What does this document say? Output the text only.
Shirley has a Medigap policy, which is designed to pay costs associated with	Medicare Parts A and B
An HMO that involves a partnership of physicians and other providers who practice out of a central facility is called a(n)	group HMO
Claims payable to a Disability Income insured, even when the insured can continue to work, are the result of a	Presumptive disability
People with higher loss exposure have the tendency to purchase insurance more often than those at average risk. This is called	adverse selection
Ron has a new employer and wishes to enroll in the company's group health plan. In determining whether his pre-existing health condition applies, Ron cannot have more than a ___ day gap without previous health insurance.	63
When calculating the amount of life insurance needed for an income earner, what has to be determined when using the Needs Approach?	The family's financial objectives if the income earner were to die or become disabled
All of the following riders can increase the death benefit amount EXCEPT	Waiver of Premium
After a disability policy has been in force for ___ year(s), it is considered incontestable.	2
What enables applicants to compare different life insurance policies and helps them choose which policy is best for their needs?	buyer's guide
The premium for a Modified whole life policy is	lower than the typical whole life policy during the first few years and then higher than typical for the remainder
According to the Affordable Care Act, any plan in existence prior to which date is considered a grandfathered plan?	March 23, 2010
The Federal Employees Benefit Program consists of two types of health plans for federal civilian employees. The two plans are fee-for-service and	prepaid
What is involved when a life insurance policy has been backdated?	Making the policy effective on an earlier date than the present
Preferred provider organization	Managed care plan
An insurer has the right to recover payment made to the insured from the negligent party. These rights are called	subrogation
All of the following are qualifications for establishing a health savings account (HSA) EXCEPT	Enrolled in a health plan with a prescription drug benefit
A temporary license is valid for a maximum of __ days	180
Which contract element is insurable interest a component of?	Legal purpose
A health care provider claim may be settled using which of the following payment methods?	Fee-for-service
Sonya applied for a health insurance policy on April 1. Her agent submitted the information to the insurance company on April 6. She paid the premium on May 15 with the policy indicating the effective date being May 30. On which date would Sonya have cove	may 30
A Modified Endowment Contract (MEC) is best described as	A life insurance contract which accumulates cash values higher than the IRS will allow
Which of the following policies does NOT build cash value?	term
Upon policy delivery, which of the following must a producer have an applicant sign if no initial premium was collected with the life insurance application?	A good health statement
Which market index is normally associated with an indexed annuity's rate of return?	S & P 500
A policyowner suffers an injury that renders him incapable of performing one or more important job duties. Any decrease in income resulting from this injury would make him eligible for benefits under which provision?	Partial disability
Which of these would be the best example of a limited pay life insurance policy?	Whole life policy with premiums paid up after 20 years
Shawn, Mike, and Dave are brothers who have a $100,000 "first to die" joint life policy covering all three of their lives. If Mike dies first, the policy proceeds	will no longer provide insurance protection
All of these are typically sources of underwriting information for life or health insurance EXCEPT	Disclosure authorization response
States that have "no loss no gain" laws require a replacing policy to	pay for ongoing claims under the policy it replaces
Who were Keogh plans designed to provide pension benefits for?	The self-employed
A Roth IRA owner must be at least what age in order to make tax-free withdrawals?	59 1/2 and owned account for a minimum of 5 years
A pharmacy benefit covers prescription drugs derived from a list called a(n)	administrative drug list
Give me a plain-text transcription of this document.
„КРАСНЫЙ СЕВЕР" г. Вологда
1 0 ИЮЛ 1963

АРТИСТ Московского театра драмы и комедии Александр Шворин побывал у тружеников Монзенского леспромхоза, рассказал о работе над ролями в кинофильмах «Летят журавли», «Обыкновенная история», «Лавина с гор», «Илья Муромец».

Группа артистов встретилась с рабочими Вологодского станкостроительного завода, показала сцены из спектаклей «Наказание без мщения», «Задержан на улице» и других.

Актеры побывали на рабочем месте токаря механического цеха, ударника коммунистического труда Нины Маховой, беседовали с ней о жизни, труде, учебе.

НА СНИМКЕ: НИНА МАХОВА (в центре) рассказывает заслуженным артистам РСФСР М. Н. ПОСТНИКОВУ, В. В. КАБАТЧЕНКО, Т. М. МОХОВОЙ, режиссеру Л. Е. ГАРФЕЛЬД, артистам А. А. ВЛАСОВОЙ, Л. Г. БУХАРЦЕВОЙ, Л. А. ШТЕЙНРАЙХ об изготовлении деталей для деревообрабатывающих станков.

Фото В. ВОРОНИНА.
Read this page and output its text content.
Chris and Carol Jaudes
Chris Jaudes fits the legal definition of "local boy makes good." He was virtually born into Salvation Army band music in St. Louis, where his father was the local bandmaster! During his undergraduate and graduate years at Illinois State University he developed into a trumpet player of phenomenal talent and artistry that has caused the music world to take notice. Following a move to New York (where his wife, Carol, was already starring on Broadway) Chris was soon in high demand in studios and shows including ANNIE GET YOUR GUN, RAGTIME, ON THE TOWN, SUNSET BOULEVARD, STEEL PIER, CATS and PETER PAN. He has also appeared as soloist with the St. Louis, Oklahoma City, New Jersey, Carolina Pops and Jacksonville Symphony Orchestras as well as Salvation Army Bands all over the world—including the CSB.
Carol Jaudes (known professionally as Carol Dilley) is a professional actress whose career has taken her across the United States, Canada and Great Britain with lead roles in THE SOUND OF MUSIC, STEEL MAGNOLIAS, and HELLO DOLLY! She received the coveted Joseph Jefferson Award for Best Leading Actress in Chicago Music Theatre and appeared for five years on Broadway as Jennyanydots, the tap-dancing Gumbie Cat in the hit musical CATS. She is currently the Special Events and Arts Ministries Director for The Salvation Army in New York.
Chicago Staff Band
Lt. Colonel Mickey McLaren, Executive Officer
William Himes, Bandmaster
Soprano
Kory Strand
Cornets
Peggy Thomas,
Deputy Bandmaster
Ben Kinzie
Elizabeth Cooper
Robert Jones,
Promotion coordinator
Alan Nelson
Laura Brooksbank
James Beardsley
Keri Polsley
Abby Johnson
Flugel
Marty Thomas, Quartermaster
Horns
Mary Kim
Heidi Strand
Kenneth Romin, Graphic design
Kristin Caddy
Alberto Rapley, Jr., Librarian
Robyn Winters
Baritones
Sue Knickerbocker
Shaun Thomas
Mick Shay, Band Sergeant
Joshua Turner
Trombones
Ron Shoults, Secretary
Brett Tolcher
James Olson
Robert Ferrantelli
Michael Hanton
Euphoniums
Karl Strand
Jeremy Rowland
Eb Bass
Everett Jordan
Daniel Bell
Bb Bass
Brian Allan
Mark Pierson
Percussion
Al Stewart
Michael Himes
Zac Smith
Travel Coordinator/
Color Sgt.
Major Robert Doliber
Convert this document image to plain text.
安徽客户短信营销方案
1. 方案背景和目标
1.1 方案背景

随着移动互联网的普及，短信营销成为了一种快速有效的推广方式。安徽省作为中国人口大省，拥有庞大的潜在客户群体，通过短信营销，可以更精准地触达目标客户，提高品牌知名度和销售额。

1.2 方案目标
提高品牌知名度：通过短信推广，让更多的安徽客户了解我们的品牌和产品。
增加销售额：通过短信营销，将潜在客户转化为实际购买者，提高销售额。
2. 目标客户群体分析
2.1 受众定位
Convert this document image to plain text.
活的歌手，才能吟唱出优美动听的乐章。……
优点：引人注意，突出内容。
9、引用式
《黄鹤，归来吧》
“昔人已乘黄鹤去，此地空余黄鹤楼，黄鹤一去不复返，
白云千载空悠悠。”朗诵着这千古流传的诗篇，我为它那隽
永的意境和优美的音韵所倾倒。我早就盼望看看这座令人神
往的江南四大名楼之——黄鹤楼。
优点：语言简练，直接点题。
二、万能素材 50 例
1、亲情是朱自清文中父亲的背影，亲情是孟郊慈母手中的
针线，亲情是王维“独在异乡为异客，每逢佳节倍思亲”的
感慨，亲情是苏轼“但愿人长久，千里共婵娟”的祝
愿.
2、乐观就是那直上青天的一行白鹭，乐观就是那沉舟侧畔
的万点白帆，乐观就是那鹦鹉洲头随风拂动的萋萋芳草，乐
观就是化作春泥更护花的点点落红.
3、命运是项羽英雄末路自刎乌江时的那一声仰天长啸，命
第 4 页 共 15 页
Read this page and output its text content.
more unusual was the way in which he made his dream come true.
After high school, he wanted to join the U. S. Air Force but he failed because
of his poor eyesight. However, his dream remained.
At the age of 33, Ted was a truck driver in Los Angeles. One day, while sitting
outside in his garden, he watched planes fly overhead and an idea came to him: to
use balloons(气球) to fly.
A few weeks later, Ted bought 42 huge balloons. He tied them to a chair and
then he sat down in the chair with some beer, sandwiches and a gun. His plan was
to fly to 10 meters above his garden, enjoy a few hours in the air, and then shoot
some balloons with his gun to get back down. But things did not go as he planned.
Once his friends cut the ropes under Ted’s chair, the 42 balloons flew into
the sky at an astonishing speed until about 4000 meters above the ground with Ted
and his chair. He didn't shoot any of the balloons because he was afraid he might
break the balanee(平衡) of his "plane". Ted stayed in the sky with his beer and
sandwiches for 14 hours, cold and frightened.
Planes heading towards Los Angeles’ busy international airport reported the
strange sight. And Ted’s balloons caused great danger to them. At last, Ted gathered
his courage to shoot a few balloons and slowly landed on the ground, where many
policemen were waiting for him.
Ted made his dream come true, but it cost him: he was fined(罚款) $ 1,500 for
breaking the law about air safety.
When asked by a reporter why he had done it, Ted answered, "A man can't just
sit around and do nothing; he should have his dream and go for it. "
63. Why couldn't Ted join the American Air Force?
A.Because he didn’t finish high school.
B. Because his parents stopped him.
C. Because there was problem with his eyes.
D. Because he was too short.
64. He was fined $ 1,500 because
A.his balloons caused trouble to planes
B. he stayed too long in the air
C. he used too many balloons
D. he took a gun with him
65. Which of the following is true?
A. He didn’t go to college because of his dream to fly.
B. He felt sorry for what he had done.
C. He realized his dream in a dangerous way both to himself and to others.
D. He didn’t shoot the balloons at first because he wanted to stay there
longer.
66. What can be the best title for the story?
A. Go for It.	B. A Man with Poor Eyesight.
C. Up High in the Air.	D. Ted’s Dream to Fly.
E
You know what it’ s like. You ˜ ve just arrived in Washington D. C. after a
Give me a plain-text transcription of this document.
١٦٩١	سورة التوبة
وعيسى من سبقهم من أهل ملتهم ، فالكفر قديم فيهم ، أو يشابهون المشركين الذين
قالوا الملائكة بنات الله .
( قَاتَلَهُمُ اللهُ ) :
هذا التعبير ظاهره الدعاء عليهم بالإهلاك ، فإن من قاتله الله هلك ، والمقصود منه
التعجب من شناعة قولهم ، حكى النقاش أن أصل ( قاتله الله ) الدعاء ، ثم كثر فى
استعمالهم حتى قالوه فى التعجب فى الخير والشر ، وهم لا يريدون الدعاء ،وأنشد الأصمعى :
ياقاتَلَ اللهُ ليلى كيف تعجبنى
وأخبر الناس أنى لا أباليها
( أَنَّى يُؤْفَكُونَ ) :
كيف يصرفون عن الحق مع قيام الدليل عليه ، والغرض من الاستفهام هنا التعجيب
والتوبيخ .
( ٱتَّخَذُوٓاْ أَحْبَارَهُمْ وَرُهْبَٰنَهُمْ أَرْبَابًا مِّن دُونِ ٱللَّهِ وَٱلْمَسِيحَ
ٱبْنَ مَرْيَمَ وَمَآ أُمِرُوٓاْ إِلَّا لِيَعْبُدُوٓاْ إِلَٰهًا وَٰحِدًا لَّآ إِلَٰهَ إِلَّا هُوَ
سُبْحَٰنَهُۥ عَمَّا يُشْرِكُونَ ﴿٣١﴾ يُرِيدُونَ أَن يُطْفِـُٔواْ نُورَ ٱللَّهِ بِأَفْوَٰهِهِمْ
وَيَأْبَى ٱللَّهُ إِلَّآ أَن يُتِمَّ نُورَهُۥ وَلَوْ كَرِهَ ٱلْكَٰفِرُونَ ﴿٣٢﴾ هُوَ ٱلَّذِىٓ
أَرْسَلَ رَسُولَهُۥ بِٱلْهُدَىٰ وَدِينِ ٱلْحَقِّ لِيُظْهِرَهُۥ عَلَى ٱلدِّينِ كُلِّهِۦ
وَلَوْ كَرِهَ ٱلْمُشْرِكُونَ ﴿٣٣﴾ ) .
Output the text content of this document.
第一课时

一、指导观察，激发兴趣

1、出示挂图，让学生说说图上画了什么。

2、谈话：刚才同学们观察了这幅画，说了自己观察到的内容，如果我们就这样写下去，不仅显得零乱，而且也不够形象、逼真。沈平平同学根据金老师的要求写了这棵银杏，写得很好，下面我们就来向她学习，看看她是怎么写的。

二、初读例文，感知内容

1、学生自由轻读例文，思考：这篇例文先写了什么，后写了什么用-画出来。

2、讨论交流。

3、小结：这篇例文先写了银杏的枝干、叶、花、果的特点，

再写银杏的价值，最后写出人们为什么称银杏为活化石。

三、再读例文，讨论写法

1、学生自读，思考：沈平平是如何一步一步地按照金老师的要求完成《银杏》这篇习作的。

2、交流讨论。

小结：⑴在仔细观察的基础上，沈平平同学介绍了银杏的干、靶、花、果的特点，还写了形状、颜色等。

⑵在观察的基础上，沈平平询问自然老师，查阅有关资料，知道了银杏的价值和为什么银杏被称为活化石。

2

→ THE TASK:
Find the lines above holding the word "plans" and show them.

→ SOLUTION:
The Federal Employees Benefit Program consists of two types of health plans for federal civilian employees. The two plans are fee-for-service and	prepaid
Who were Keogh plans designed to provide pension benefits for?	The self-employed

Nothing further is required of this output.